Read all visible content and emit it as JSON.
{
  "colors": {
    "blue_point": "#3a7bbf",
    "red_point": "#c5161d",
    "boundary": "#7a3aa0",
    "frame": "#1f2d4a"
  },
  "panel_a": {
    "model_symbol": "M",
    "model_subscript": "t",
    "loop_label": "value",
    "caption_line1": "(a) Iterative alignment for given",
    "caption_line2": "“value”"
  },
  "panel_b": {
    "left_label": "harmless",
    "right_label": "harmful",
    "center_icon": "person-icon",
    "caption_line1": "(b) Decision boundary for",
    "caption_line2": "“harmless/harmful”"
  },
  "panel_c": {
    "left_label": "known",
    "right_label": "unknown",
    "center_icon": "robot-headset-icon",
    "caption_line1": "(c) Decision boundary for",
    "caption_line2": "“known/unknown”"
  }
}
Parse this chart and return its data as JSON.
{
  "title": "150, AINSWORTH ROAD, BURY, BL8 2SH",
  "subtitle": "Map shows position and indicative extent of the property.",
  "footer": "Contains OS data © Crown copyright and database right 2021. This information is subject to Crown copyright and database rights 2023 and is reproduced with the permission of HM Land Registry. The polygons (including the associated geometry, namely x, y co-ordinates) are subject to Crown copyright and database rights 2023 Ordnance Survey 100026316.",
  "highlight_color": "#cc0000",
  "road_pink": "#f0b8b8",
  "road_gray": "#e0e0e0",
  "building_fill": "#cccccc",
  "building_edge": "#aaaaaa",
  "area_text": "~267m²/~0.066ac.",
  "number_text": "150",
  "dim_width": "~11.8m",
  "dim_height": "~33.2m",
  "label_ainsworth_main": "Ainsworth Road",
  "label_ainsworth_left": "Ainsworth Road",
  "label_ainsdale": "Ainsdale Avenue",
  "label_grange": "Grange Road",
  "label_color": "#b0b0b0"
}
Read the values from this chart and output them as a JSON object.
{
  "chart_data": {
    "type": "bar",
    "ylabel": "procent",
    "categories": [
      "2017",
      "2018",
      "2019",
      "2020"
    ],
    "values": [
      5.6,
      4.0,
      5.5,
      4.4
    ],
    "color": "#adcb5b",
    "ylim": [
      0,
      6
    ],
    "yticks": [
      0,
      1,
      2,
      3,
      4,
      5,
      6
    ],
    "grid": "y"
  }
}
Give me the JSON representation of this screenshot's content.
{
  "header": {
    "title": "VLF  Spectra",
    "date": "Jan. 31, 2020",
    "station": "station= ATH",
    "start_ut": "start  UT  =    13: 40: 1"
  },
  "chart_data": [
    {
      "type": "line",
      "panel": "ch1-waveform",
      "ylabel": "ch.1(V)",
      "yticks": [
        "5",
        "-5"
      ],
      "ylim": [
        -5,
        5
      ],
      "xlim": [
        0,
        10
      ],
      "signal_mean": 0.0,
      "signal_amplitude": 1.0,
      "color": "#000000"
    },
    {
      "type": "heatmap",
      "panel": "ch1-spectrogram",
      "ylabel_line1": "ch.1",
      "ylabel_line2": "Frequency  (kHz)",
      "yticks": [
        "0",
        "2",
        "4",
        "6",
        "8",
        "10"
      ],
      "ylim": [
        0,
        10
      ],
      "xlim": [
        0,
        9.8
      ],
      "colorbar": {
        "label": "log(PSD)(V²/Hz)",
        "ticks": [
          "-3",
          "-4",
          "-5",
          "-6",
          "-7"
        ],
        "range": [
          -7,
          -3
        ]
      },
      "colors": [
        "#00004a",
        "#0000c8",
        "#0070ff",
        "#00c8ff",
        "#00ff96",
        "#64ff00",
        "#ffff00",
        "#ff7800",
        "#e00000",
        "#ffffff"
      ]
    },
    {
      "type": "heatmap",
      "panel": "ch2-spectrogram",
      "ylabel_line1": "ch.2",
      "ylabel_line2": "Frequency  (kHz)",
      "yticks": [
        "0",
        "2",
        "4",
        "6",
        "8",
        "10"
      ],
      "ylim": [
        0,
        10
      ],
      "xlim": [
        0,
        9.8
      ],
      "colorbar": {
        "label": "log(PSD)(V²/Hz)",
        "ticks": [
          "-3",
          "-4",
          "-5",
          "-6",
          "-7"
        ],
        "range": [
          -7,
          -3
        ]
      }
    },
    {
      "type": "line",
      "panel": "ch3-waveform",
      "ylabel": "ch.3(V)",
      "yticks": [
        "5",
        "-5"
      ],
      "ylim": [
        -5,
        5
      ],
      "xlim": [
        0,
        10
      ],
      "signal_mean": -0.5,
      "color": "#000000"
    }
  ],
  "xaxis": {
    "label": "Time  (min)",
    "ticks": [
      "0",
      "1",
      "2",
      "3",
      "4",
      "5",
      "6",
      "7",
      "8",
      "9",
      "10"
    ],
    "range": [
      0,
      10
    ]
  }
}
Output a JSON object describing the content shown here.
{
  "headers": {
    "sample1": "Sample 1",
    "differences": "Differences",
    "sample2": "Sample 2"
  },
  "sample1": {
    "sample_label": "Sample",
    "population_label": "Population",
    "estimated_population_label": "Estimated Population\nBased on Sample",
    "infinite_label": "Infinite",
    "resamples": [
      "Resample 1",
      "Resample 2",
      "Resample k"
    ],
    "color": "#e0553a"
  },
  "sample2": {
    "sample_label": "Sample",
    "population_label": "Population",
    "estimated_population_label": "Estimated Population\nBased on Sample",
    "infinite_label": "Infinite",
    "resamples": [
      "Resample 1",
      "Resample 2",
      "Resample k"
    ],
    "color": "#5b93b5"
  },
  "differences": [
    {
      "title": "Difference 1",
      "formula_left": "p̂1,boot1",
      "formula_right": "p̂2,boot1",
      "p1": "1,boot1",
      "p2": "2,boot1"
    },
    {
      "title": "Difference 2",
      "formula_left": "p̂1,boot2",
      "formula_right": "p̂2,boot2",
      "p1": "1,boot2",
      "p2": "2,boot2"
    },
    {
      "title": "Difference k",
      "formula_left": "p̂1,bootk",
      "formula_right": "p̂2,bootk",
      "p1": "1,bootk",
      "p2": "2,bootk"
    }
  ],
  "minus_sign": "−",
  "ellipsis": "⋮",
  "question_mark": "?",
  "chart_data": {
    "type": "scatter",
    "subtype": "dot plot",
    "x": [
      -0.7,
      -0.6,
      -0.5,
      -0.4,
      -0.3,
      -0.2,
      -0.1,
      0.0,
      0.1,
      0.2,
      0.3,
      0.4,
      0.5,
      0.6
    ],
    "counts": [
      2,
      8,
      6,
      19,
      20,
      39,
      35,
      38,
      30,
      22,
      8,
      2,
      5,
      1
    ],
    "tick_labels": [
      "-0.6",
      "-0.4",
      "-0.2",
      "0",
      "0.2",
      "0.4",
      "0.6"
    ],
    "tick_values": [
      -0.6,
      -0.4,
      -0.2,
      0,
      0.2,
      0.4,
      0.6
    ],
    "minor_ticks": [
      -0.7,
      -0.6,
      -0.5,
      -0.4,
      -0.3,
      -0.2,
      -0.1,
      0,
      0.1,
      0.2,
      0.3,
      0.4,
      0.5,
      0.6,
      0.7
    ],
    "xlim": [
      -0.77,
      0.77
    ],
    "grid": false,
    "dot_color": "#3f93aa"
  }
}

# # # # #

=== Goal ===
Emit the full listing verbatim.

=== Complete response ===
Read all visible content and emit it as JSON.
{
  "colors": {
    "blue_point": "#3a7bbf",
    "red_point": "#c5161d",
    "boundary": "#7a3aa0",
    "frame": "#1f2d4a"
  },
  "panel_a": {
    "model_symbol": "M",
    "model_subscript": "t",
    "loop_label": "value",
    "caption_line1": "(a) Iterative alignment for given",
    "caption_line2": "“value”"
  },
  "panel_b": {
    "left_label": "harmless",
    "right_label": "harmful",
    "center_icon": "person-icon",
    "caption_line1": "(b) Decision boundary for",
    "caption_line2": "“harmless/harmful”"
  },
  "panel_c": {
    "left_label": "known",
    "right_label": "unknown",
    "center_icon": "robot-headset-icon",
    "caption_line1": "(c) Decision boundary for",
    "caption_line2": "“known/unknown”"
  }
}
Parse this chart and return its data as JSON.
{
  "title": "150, AINSWORTH ROAD, BURY, BL8 2SH",
  "subtitle": "Map shows position and indicative extent of the property.",
  "footer": "Contains OS data © Crown copyright and database right 2021. This information is subject to Crown copyright and database rights 2023 and is reproduced with the permission of HM Land Registry. The polygons (including the associated geometry, namely x, y co-ordinates) are subject to Crown copyright and database rights 2023 Ordnance Survey 100026316.",
  "highlight_color": "#cc0000",
  "road_pink": "#f0b8b8",
  "road_gray": "#e0e0e0",
  "building_fill": "#cccccc",
  "building_edge": "#aaaaaa",
  "area_text": "~267m²/~0.066ac.",
  "number_text": "150",
  "dim_width": "~11.8m",
  "dim_height": "~33.2m",
  "label_ainsworth_main": "Ainsworth Road",
  "label_ainsworth_left": "Ainsworth Road",
  "label_ainsdale": "Ainsdale Avenue",
  "label_grange": "Grange Road",
  "label_color": "#b0b0b0"
}
Read the values from this chart and output them as a JSON object.
{
  "chart_data": {
    "type": "bar",
    "ylabel": "procent",
    "categories": [
      "2017",
      "2018",
      "2019",
      "2020"
    ],
    "values": [
      5.6,
      4.0,
      5.5,
      4.4
    ],
    "color": "#adcb5b",
    "ylim": [
      0,
      6
    ],
    "yticks": [
      0,
      1,
      2,
      3,
      4,
      5,
      6
    ],
    "grid": "y"
  }
}
Give me the JSON representation of this screenshot's content.
{
  "header": {
    "title": "VLF  Spectra",
    "date": "Jan. 31, 2020",
    "station": "station= ATH",
    "start_ut": "start  UT  =    13: 40: 1"
  },
  "chart_data": [
    {
      "type": "line",
      "panel": "ch1-waveform",
      "ylabel": "ch.1(V)",
      "yticks": [
        "5",
        "-5"
      ],
      "ylim": [
        -5,
        5
      ],
      "xlim": [
        0,
        10
      ],
      "signal_mean": 0.0,
      "signal_amplitude": 1.0,
      "color": "#000000"
    },
    {
      "type": "heatmap",
      "panel": "ch1-spectrogram",
      "ylabel_line1": "ch.1",
      "ylabel_line2": "Frequency  (kHz)",
      "yticks": [
        "0",
        "2",
        "4",
        "6",
        "8",
        "10"
      ],
      "ylim": [
        0,
        10
      ],
      "xlim": [
        0,
        9.8
      ],
      "colorbar": {
        "label": "log(PSD)(V²/Hz)",
        "ticks": [
          "-3",
          "-4",
          "-5",
          "-6",
          "-7"
        ],
        "range": [
          -7,
          -3
        ]
      },
      "colors": [
        "#00004a",
        "#0000c8",
        "#0070ff",
        "#00c8ff",
        "#00ff96",
        "#64ff00",
        "#ffff00",
        "#ff7800",
        "#e00000",
        "#ffffff"
      ]
    },
    {
      "type": "heatmap",
      "panel": "ch2-spectrogram",
      "ylabel_line1": "ch.2",
      "ylabel_line2": "Frequency  (kHz)",
      "yticks": [
        "0",
        "2",
        "4",
        "6",
        "8",
        "10"
      ],
      "ylim": [
        0,
        10
      ],
      "xlim": [
        0,
        9.8
      ],
      "colorbar": {
        "label": "log(PSD)(V²/Hz)",
        "ticks": [
          "-3",
          "-4",
          "-5",
          "-6",
          "-7"
        ],
        "range": [
          -7,
          -3
        ]
      }
    },
    {
      "type": "line",
      "panel": "ch3-waveform",
      "ylabel": "ch.3(V)",
      "yticks": [
        "5",
        "-5"
      ],
      "ylim": [
        -5,
        5
      ],
      "xlim": [
        0,
        10
      ],
      "signal_mean": -0.5,
      "color": "#000000"
    }
  ],
  "xaxis": {
    "label": "Time  (min)",
    "ticks": [
      "0",
      "1",
      "2",
      "3",
      "4",
      "5",
      "6",
      "7",
      "8",
      "9",
      "10"
    ],
    "range": [
      0,
      10
    ]
  }
}
Output a JSON object describing the content shown here.
{
  "headers": {
    "sample1": "Sample 1",
    "differences": "Differences",
    "sample2": "Sample 2"
  },
  "sample1": {
    "sample_label": "Sample",
    "population_label": "Population",
    "estimated_population_label": "Estimated Population\nBased on Sample",
    "infinite_label": "Infinite",
    "resamples": [
      "Resample 1",
      "Resample 2",
      "Resample k"
    ],
    "color": "#e0553a"
  },
  "sample2": {
    "sample_label": "Sample",
    "population_label": "Population",
    "estimated_population_label": "Estimated Population\nBased on Sample",
    "infinite_label": "Infinite",
    "resamples": [
      "Resample 1",
      "Resample 2",
      "Resample k"
    ],
    "color": "#5b93b5"
  },
  "differences": [
    {
      "title": "Difference 1",
      "formula_left": "p̂1,boot1",
      "formula_right": "p̂2,boot1",
      "p1": "1,boot1",
      "p2": "2,boot1"
    },
    {
      "title": "Difference 2",
      "formula_left": "p̂1,boot2",
      "formula_right": "p̂2,boot2",
      "p1": "1,boot2",
      "p2": "2,boot2"
    },
    {
      "title": "Difference k",
      "formula_left": "p̂1,bootk",
      "formula_right": "p̂2,bootk",
      "p1": "1,bootk",
      "p2": "2,bootk"
    }
  ],
  "minus_sign": "−",
  "ellipsis": "⋮",
  "question_mark": "?",
  "chart_data": {
    "type": "scatter",
    "subtype": "dot plot",
    "x": [
      -0.7,
      -0.6,
      -0.5,
      -0.4,
      -0.3,
      -0.2,
      -0.1,
      0.0,
      0.1,
      0.2,
      0.3,
      0.4,
      0.5,
      0.6
    ],
    "counts": [
      2,
      8,
      6,
      19,
      20,
      39,
      35,
      38,
      30,
      22,
      8,
      2,
      5,
      1
    ],
    "tick_labels": [
      "-0.6",
      "-0.4",
      "-0.2",
      "0",
      "0.2",
      "0.4",
      "0.6"
    ],
    "tick_values": [
      -0.6,
      -0.4,
      -0.2,
      0,
      0.2,
      0.4,
      0.6
    ],
    "minor_ticks": [
      -0.7,
      -0.6,
      -0.5,
      -0.4,
      -0.3,
      -0.2,
      -0.1,
      0,
      0.1,
      0.2,
      0.3,
      0.4,
      0.5,
      0.6,
      0.7
    ],
    "xlim": [
      -0.77,
      0.77
    ],
    "grid": false,
    "dot_color": "#3f93aa"
  }
}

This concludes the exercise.